→ Set exercise 1:
Reproduce the entries verbatim, starting at their first line and stopping after the line that contains "515, 675, 529]".

→ Extract provided:
☆ ☆ ☆

- Creation date: 22 August 1709
- Created by: Philip V
- Peerage: Peerage of Spain
- First holder: Fernando de Torres y Messía, 1st Count of Velayos
- Present holder: Álvaro de Figueroa y Domecq, 9th Count of Velayos

= Count of Velayos =

Spanish hereditary title

Count of Dehesa de Velayos (Conde de la Dehesa de Velayos), commonly known as Count of Velayos is a hereditary title in the Peerage of Spain, granted in 1709 by Philip V to Fernando de Torres, governor of Potosí in the Viceroyalty of Peru.

At the death of the 5th count, the title became vacant until Alfonso XIII rehabilitated it on behalf of Luis de Figueroa y Alonso-Martínez, son of the Count of Romanones and a descendant of the last count.

☆ ☆ ☆

→ Set exercise 2:
In the Count of Velayos text, explain how the title came to be held again after the 5th count died, and state what the text says about the person for whom it was restored.

→ Provided records:
☆ ☆ ☆

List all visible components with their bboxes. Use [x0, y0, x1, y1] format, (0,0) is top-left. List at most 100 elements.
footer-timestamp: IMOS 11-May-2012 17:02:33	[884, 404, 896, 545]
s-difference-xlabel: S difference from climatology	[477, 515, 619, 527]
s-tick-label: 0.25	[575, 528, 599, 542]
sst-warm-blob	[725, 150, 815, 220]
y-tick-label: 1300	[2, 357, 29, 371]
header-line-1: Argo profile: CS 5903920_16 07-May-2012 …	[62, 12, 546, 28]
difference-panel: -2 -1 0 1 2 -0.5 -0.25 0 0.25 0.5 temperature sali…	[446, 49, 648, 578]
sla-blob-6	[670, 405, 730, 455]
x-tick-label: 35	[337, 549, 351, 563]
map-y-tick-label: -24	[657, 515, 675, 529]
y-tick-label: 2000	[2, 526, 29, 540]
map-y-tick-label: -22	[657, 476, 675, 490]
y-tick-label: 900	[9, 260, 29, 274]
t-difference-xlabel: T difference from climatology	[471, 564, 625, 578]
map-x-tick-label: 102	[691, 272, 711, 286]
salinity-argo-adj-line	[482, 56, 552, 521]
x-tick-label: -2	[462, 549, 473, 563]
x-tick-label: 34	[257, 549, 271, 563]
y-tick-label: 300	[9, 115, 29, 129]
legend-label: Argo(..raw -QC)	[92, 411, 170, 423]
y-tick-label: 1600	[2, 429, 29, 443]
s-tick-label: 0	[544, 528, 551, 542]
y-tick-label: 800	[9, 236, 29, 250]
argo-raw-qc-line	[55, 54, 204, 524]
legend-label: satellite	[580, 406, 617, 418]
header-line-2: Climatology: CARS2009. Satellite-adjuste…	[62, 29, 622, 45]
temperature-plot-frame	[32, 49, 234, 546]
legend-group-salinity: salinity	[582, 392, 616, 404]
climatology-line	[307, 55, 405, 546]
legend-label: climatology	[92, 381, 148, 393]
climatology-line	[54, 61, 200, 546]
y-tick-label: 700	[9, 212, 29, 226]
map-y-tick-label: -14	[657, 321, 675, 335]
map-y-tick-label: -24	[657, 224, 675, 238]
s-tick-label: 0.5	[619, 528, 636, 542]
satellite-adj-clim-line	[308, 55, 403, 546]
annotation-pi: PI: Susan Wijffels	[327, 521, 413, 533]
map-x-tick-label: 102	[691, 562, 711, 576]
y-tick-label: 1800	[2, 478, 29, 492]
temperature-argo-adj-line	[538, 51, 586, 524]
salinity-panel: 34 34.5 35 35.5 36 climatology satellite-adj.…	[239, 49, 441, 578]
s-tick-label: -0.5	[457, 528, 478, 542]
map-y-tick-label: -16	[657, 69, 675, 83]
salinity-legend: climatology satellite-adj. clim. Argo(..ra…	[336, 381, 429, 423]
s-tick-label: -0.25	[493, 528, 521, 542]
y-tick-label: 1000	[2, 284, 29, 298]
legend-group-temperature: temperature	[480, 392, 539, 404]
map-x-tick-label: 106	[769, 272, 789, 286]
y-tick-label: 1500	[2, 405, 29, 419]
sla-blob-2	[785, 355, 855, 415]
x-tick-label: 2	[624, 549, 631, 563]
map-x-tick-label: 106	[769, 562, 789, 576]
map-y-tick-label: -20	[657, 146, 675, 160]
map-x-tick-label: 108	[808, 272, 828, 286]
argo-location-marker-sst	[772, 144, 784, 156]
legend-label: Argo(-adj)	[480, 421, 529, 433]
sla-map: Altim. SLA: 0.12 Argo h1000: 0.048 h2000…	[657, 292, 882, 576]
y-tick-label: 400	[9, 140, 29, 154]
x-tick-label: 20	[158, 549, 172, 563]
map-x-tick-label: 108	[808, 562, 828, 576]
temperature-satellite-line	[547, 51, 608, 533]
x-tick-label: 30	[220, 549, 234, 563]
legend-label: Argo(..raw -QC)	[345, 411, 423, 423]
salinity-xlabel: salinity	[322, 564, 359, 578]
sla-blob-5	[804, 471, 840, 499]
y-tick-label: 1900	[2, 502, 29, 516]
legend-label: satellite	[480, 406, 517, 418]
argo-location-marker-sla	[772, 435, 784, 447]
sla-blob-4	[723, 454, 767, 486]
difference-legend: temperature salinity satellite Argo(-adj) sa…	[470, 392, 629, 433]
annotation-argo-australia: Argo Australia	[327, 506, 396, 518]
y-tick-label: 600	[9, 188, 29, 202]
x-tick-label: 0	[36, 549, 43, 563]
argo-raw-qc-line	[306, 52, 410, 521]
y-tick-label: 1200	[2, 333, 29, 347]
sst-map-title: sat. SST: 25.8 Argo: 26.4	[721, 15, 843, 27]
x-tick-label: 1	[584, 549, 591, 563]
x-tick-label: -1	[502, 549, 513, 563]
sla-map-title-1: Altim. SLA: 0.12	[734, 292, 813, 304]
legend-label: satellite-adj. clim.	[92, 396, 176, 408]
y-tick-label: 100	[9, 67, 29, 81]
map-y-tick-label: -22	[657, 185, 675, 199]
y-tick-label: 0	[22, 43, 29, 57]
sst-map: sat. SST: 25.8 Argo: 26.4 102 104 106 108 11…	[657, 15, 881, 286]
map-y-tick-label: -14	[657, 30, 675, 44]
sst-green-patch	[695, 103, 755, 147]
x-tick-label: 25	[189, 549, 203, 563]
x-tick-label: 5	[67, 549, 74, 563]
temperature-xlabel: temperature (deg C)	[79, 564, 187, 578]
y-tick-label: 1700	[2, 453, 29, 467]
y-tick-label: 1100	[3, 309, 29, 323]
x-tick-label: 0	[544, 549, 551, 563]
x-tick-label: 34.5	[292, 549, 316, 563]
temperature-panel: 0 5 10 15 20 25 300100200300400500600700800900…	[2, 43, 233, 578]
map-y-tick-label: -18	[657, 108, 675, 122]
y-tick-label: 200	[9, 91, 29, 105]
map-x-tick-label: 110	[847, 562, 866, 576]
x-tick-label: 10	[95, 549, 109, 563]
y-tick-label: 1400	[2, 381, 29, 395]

☆ ☆ ☆

→ Expected answer 1:
List all visible components with their bboxes. Use [x0, y0, x1, y1] format, (0,0) is top-left. List at most 100 elements.
footer-timestamp: IMOS 11-May-2012 17:02:33	[884, 404, 896, 545]
s-difference-xlabel: S difference from climatology	[477, 515, 619, 527]
s-tick-label: 0.25	[575, 528, 599, 542]
sst-warm-blob	[725, 150, 815, 220]
y-tick-label: 1300	[2, 357, 29, 371]
header-line-1: Argo profile: CS 5903920_16 07-May-2012 …	[62, 12, 546, 28]
difference-panel: -2 -1 0 1 2 -0.5 -0.25 0 0.25 0.5 temperature sali…	[446, 49, 648, 578]
sla-blob-6	[670, 405, 730, 455]
x-tick-label: 35	[337, 549, 351, 563]
map-y-tick-label: -24	[657, 515, 675, 529]

→ Expected answer 2:
When the 5th count died, the title became vacant. Alfonso XIII later rehabilitated it on behalf of Luis de Figueroa y Alonso-Martínez. The text describes him as the son of the Count of Romanones and a descendant of the last count.